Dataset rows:
>> BEGIN

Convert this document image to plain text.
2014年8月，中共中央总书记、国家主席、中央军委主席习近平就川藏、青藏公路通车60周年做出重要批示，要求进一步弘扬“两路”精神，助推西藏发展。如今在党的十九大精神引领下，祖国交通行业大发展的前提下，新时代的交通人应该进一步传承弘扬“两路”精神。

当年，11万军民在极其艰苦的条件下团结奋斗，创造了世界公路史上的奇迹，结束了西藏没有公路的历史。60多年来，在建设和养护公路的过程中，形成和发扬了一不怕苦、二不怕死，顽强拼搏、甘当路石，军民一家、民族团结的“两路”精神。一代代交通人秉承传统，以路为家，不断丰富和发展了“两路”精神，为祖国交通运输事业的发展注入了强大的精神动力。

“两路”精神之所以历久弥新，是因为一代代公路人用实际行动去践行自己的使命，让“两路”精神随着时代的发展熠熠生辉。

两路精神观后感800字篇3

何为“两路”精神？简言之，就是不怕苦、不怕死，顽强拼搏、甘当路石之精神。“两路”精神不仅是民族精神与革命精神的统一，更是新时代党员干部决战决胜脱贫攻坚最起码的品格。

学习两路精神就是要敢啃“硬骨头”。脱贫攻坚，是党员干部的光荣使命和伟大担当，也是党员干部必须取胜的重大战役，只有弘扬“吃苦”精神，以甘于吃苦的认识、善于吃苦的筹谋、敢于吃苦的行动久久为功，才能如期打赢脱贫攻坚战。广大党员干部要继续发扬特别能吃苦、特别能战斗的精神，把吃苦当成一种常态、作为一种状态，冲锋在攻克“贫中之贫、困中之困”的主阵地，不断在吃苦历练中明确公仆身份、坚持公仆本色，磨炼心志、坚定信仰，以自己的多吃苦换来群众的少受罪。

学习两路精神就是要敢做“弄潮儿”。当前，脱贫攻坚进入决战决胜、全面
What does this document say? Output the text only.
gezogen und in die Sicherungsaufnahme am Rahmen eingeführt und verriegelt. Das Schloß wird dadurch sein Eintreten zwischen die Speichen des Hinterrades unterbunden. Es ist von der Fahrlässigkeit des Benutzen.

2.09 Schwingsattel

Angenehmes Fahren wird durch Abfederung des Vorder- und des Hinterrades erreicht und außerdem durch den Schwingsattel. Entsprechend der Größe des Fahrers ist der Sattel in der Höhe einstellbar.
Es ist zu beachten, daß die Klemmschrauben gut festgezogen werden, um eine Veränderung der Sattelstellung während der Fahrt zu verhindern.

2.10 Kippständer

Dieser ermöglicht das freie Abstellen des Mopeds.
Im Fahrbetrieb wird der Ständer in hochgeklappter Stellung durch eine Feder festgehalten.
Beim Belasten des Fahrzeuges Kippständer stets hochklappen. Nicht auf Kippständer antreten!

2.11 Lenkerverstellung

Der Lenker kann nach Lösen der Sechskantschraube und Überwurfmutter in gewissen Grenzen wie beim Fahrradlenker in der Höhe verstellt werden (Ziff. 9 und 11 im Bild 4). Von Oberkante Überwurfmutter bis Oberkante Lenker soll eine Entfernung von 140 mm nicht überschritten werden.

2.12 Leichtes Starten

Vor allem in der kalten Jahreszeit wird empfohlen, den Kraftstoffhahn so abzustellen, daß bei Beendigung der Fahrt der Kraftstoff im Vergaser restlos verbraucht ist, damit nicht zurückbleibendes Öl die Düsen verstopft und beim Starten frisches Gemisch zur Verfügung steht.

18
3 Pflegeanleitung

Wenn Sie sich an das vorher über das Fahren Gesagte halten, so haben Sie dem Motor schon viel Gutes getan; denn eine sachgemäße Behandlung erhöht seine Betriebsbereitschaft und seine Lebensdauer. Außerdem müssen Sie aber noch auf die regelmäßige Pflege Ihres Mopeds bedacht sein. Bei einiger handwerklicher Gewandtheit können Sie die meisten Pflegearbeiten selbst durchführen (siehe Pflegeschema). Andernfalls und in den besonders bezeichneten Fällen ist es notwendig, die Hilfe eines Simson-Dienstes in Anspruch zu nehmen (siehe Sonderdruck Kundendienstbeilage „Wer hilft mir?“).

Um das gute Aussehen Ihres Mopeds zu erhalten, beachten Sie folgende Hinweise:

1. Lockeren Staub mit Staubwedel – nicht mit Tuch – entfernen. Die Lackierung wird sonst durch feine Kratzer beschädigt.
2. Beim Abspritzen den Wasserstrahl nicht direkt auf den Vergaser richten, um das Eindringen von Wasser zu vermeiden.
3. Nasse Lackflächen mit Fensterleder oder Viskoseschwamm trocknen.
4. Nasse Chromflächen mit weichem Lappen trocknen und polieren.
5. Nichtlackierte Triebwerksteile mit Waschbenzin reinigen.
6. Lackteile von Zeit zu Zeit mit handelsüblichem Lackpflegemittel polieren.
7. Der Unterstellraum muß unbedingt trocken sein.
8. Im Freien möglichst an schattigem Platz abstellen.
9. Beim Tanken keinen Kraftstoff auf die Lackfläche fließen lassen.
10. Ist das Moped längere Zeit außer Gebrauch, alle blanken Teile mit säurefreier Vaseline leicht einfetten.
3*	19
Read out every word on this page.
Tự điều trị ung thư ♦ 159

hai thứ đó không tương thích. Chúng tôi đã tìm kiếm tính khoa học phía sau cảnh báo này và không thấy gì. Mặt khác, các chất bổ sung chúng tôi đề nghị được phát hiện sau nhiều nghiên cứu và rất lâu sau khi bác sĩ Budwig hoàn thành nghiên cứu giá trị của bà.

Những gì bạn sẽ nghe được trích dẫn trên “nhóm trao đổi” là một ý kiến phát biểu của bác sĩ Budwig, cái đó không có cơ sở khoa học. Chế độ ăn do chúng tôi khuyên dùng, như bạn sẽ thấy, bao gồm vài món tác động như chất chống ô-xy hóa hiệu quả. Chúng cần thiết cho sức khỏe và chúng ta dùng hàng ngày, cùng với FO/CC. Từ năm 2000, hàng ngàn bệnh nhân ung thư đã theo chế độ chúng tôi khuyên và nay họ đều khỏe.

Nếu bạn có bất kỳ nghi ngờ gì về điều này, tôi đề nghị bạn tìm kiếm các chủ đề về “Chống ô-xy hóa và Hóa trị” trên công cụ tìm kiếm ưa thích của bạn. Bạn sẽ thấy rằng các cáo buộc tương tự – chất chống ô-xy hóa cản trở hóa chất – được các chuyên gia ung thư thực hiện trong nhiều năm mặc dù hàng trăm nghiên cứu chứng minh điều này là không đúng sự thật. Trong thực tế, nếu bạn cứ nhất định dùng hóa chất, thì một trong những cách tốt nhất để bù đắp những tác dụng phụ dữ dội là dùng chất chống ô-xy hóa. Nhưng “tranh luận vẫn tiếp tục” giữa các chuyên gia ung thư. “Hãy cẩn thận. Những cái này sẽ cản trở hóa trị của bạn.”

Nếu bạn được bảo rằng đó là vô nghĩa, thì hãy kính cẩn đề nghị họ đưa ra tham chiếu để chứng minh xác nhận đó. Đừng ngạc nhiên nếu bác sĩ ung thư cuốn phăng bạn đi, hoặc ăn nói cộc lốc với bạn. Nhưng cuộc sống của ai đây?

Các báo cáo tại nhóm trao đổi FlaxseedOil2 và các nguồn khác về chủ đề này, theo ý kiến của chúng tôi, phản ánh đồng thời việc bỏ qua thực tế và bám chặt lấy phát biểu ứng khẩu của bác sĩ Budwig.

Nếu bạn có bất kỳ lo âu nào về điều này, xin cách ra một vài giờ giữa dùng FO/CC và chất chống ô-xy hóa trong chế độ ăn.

>> END

* **Set problem**
Using the listing above, retype each line exactly.

* **Solution to this exercise**
Convert this document image to plain text.
2014年8月，中共中央总书记、国家主席、中央军委主席习近平就川藏、青藏公路通车60周年做出重要批示，要求进一步弘扬“两路”精神，助推西藏发展。如今在党的十九大精神引领下，祖国交通行业大发展的前提下，新时代的交通人应该进一步传承弘扬“两路”精神。

当年，11万军民在极其艰苦的条件下团结奋斗，创造了世界公路史上的奇迹，结束了西藏没有公路的历史。60多年来，在建设和养护公路的过程中，形成和发扬了一不怕苦、二不怕死，顽强拼搏、甘当路石，军民一家、民族团结的“两路”精神。一代代交通人秉承传统，以路为家，不断丰富和发展了“两路”精神，为祖国交通运输事业的发展注入了强大的精神动力。

“两路”精神之所以历久弥新，是因为一代代公路人用实际行动去践行自己的使命，让“两路”精神随着时代的发展熠熠生辉。

两路精神观后感800字篇3

何为“两路”精神？简言之，就是不怕苦、不怕死，顽强拼搏、甘当路石之精神。“两路”精神不仅是民族精神与革命精神的统一，更是新时代党员干部决战决胜脱贫攻坚最起码的品格。

学习两路精神就是要敢啃“硬骨头”。脱贫攻坚，是党员干部的光荣使命和伟大担当，也是党员干部必须取胜的重大战役，只有弘扬“吃苦”精神，以甘于吃苦的认识、善于吃苦的筹谋、敢于吃苦的行动久久为功，才能如期打赢脱贫攻坚战。广大党员干部要继续发扬特别能吃苦、特别能战斗的精神，把吃苦当成一种常态、作为一种状态，冲锋在攻克“贫中之贫、困中之困”的主阵地，不断在吃苦历练中明确公仆身份、坚持公仆本色，磨炼心志、坚定信仰，以自己的多吃苦换来群众的少受罪。

学习两路精神就是要敢做“弄潮儿”。当前，脱贫攻坚进入决战决胜、全面
What does this document say? Output the text only.
gezogen und in die Sicherungsaufnahme am Rahmen eingeführt und verriegelt. Das Schloß wird dadurch sein Eintreten zwischen die Speichen des Hinterrades unterbunden. Es ist von der Fahrlässigkeit des Benutzen.

2.09 Schwingsattel

Angenehmes Fahren wird durch Abfederung des Vorder- und des Hinterrades erreicht und außerdem durch den Schwingsattel. Entsprechend der Größe des Fahrers ist der Sattel in der Höhe einstellbar.
Es ist zu beachten, daß die Klemmschrauben gut festgezogen werden, um eine Veränderung der Sattelstellung während der Fahrt zu verhindern.

2.10 Kippständer

Dieser ermöglicht das freie Abstellen des Mopeds.
Im Fahrbetrieb wird der Ständer in hochgeklappter Stellung durch eine Feder festgehalten.
Beim Belasten des Fahrzeuges Kippständer stets hochklappen. Nicht auf Kippständer antreten!

2.11 Lenkerverstellung

Der Lenker kann nach Lösen der Sechskantschraube und Überwurfmutter in gewissen Grenzen wie beim Fahrradlenker in der Höhe verstellt werden (Ziff. 9 und 11 im Bild 4). Von Oberkante Überwurfmutter bis Oberkante Lenker soll eine Entfernung von 140 mm nicht überschritten werden.

2.12 Leichtes Starten

Vor allem in der kalten Jahreszeit wird empfohlen, den Kraftstoffhahn so abzustellen, daß bei Beendigung der Fahrt der Kraftstoff im Vergaser restlos verbraucht ist, damit nicht zurückbleibendes Öl die Düsen verstopft und beim Starten frisches Gemisch zur Verfügung steht.

18
3 Pflegeanleitung

Wenn Sie sich an das vorher über das Fahren Gesagte halten, so haben Sie dem Motor schon viel Gutes getan; denn eine sachgemäße Behandlung erhöht seine Betriebsbereitschaft und seine Lebensdauer. Außerdem müssen Sie aber noch auf die regelmäßige Pflege Ihres Mopeds bedacht sein. Bei einiger handwerklicher Gewandtheit können Sie die meisten Pflegearbeiten selbst durchführen (siehe Pflegeschema). Andernfalls und in den besonders bezeichneten Fällen ist es notwendig, die Hilfe eines Simson-Dienstes in Anspruch zu nehmen (siehe Sonderdruck Kundendienstbeilage „Wer hilft mir?“).

Um das gute Aussehen Ihres Mopeds zu erhalten, beachten Sie folgende Hinweise:

1. Lockeren Staub mit Staubwedel – nicht mit Tuch – entfernen. Die Lackierung wird sonst durch feine Kratzer beschädigt.
2. Beim Abspritzen den Wasserstrahl nicht direkt auf den Vergaser richten, um das Eindringen von Wasser zu vermeiden.
3. Nasse Lackflächen mit Fensterleder oder Viskoseschwamm trocknen.
4. Nasse Chromflächen mit weichem Lappen trocknen und polieren.
5. Nichtlackierte Triebwerksteile mit Waschbenzin reinigen.
6. Lackteile von Zeit zu Zeit mit handelsüblichem Lackpflegemittel polieren.
7. Der Unterstellraum muß unbedingt trocken sein.
8. Im Freien möglichst an schattigem Platz abstellen.
9. Beim Tanken keinen Kraftstoff auf die Lackfläche fließen lassen.
10. Ist das Moped längere Zeit außer Gebrauch, alle blanken Teile mit säurefreier Vaseline leicht einfetten.
3*	19
Read out every word on this page.
Tự điều trị ung thư ♦ 159

hai thứ đó không tương thích. Chúng tôi đã tìm kiếm tính khoa học phía sau cảnh báo này và không thấy gì. Mặt khác, các chất bổ sung chúng tôi đề nghị được phát hiện sau nhiều nghiên cứu và rất lâu sau khi bác sĩ Budwig hoàn thành nghiên cứu giá trị của bà.

Những gì bạn sẽ nghe được trích dẫn trên “nhóm trao đổi” là một ý kiến phát biểu của bác sĩ Budwig, cái đó không có cơ sở khoa học. Chế độ ăn do chúng tôi khuyên dùng, như bạn sẽ thấy, bao gồm vài món tác động như chất chống ô-xy hóa hiệu quả. Chúng cần thiết cho sức khỏe và chúng ta dùng hàng ngày, cùng với FO/CC. Từ năm 2000, hàng ngàn bệnh nhân ung thư đã theo chế độ chúng tôi khuyên và nay họ đều khỏe.

Nếu bạn có bất kỳ nghi ngờ gì về điều này, tôi đề nghị bạn tìm kiếm các chủ đề về “Chống ô-xy hóa và Hóa trị” trên công cụ tìm kiếm ưa thích của bạn. Bạn sẽ thấy rằng các cáo buộc tương tự – chất chống ô-xy hóa cản trở hóa chất – được các chuyên gia ung thư thực hiện trong nhiều năm mặc dù hàng trăm nghiên cứu chứng minh điều này là không đúng sự thật. Trong thực tế, nếu bạn cứ nhất định dùng hóa chất, thì một trong những cách tốt nhất để bù đắp những tác dụng phụ dữ dội là dùng chất chống ô-xy hóa. Nhưng “tranh luận vẫn tiếp tục” giữa các chuyên gia ung thư. “Hãy cẩn thận. Những cái này sẽ cản trở hóa trị của bạn.”

Nếu bạn được bảo rằng đó là vô nghĩa, thì hãy kính cẩn đề nghị họ đưa ra tham chiếu để chứng minh xác nhận đó. Đừng ngạc nhiên nếu bác sĩ ung thư cuốn phăng bạn đi, hoặc ăn nói cộc lốc với bạn. Nhưng cuộc sống của ai đây?

Các báo cáo tại nhóm trao đổi FlaxseedOil2 và các nguồn khác về chủ đề này, theo ý kiến của chúng tôi, phản ánh đồng thời việc bỏ qua thực tế và bám chặt lấy phát biểu ứng khẩu của bác sĩ Budwig.

Nếu bạn có bất kỳ lo âu nào về điều này, xin cách ra một vài giờ giữa dùng FO/CC và chất chống ô-xy hóa trong chế độ ăn.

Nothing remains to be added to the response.